• [Texte à lire]:
- - - - - - -
L’avocat pénaliste a-t-il le droit de mentir ?
Le commentaire de Tom Bonnifay paru dans la revue Lexbase Avocats du mois d’octobre 2024 examine les implications juridiques soulevées par la publication d’un article de presse sur le rôle d’un avocat dans l’affaire « Grivaux ».
En l’accusant d’avoir menti sur sa désignation en tant qu’avocat de l’activiste Piotr Pavlenski, l’article soulève des questions sur la notion d’atteinte à l’honneur ou à la considération, coeur du délit de diffamation. Si les faits d’espèce expliquent la solution dégagée par la Cour de cassation, l’auteur s’interroge sur la possibilité d’ériger cette solution en principe général.
Cette décision implique qu’il est interdit à l’avocat de mentir sur sa désignation. En mentant sur l’existence d’un mandat, l’avocat usurpe une qualité qui appartient à un de ses confrères, ce qui porte atteinte aux principes de confraternité et de dignité. Lui imputer une telle attitude porte donc atteinte à son honneur ou à sa considération.
On peut s’interroger sur la portée de cette décision : se limite-t-elle au mensonge relatif à une désignation en garde à vue ou s’étend-elle à tout mensonge d’un avocat ? Autrement dit, dire d’un avocat qu’il ne dit pas la vérité constitue-t-il toujours une atteinte à son honneur ? Par exemple, un avocat pourrait-il se plaindre de diffamation si on l’accusait de mentir à la presse en omettant des éléments compromettants ? Que dire d’un avocat accusé d’avoir obtenu l’acquittement de son client en conseillant de travestir la réalité ?
- - - - - - -
• [Lignes de données]:
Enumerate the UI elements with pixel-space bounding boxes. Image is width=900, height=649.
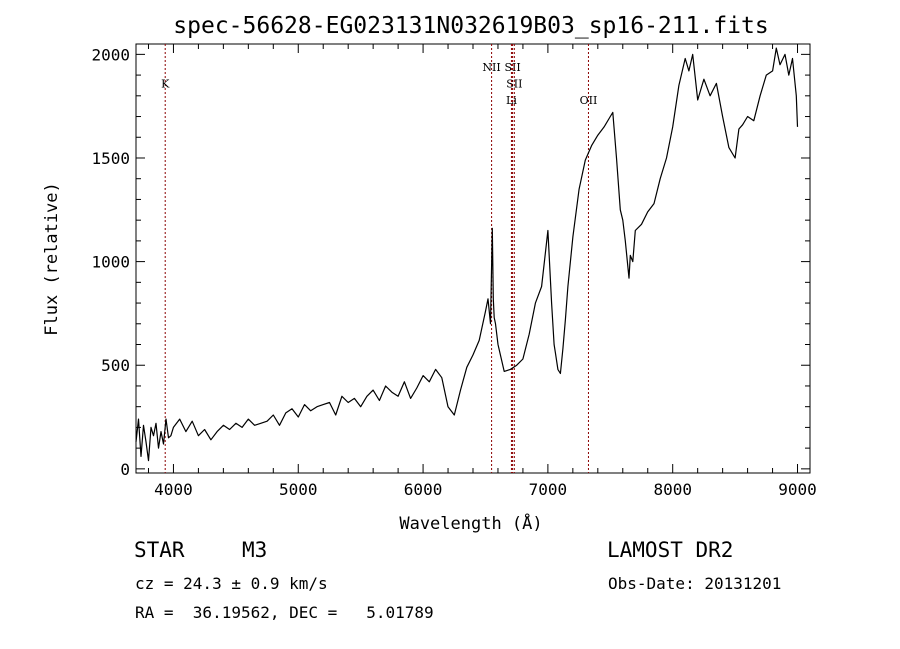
- - - - - - -
Pouvez-vous recopier fidèlement le passage du texte sur le droit de mentir de l'avocat pénaliste qui commence par « En l’accusant d’avoir » et se poursuit jusqu'à « à sa considération. » ?

• [Tâche accomplie]:
En l’accusant d’avoir menti sur sa désignation en tant qu’avocat de l’activiste Piotr Pavlenski, l’article soulève des questions sur la notion d’atteinte à l’honneur ou à la considération, coeur du délit de diffamation. Si les faits d’espèce expliquent la solution dégagée par la Cour de cassation, l’auteur s’interroge sur la possibilité d’ériger cette solution en principe général.
Cette décision implique qu’il est interdit à l’avocat de mentir sur sa désignation. En mentant sur l’existence d’un mandat, l’avocat usurpe une qualité qui appartient à un de ses confrères, ce qui porte atteinte aux principes de confraternité et de dignité. Lui imputer une telle attitude porte donc atteinte à son honneur ou à sa considération.